» Supplied material:

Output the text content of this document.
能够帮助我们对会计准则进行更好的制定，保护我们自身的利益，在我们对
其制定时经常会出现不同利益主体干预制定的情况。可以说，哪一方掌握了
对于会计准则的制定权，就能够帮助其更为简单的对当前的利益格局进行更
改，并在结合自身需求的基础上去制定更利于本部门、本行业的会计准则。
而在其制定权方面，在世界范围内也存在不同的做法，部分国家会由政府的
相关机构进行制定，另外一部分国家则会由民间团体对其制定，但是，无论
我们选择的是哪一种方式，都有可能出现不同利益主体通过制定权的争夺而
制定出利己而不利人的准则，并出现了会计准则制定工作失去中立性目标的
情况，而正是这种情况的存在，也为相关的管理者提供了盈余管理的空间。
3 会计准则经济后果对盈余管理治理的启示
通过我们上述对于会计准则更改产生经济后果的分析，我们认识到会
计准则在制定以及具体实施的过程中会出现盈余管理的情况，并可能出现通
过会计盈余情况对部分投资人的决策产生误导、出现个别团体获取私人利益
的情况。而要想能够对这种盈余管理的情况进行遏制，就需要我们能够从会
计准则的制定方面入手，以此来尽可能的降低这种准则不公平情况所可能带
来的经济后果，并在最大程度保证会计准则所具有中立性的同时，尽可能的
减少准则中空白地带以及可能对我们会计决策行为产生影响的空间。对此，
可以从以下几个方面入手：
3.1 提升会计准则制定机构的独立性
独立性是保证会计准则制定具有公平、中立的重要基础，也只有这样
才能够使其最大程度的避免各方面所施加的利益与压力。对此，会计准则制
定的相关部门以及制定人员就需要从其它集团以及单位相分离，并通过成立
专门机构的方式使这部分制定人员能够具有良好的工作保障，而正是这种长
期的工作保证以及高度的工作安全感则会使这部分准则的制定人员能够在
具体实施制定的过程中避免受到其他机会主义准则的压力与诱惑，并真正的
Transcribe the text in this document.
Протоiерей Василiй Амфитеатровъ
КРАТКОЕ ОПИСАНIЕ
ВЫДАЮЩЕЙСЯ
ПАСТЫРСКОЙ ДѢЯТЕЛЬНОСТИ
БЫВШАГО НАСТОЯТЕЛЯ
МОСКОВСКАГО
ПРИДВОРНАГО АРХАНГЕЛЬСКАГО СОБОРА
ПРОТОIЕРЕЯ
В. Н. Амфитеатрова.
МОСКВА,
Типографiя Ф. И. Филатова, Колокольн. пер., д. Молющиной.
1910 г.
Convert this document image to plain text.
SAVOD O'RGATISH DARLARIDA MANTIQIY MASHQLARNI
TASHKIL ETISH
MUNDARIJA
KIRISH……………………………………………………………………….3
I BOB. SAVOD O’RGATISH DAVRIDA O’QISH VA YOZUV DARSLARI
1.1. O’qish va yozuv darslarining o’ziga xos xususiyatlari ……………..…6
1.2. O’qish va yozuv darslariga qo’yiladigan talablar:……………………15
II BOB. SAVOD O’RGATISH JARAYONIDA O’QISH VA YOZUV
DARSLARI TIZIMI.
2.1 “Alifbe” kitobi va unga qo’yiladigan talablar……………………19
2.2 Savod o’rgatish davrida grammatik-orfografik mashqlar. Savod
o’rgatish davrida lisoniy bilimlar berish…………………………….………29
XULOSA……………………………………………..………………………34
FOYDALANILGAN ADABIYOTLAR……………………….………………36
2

» Requirements: Look above for the line containing "Transcribe the text in this document.", then transcribe it and all lines after it through the last, exactly and with nothing else.

» Exercise result:
Transcribe the text in this document.
Протоiерей Василiй Амфитеатровъ
КРАТКОЕ ОПИСАНIЕ
ВЫДАЮЩЕЙСЯ
ПАСТЫРСКОЙ ДѢЯТЕЛЬНОСТИ
БЫВШАГО НАСТОЯТЕЛЯ
МОСКОВСКАГО
ПРИДВОРНАГО АРХАНГЕЛЬСКАГО СОБОРА
ПРОТОIЕРЕЯ
В. Н. Амфитеатрова.
МОСКВА,
Типографiя Ф. И. Филатова, Колокольн. пер., д. Молющиной.
1910 г.
Convert this document image to plain text.
SAVOD O'RGATISH DARLARIDA MANTIQIY MASHQLARNI
TASHKIL ETISH
MUNDARIJA
KIRISH……………………………………………………………………….3
I BOB. SAVOD O’RGATISH DAVRIDA O’QISH VA YOZUV DARSLARI
1.1. O’qish va yozuv darslarining o’ziga xos xususiyatlari ……………..…6
1.2. O’qish va yozuv darslariga qo’yiladigan talablar:……………………15
II BOB. SAVOD O’RGATISH JARAYONIDA O’QISH VA YOZUV
DARSLARI TIZIMI.
2.1 “Alifbe” kitobi va unga qo’yiladigan talablar……………………19
2.2 Savod o’rgatish davrida grammatik-orfografik mashqlar. Savod
o’rgatish davrida lisoniy bilimlar berish…………………………….………29
XULOSA……………………………………………..………………………34
FOYDALANILGAN ADABIYOTLAR……………………….………………36
2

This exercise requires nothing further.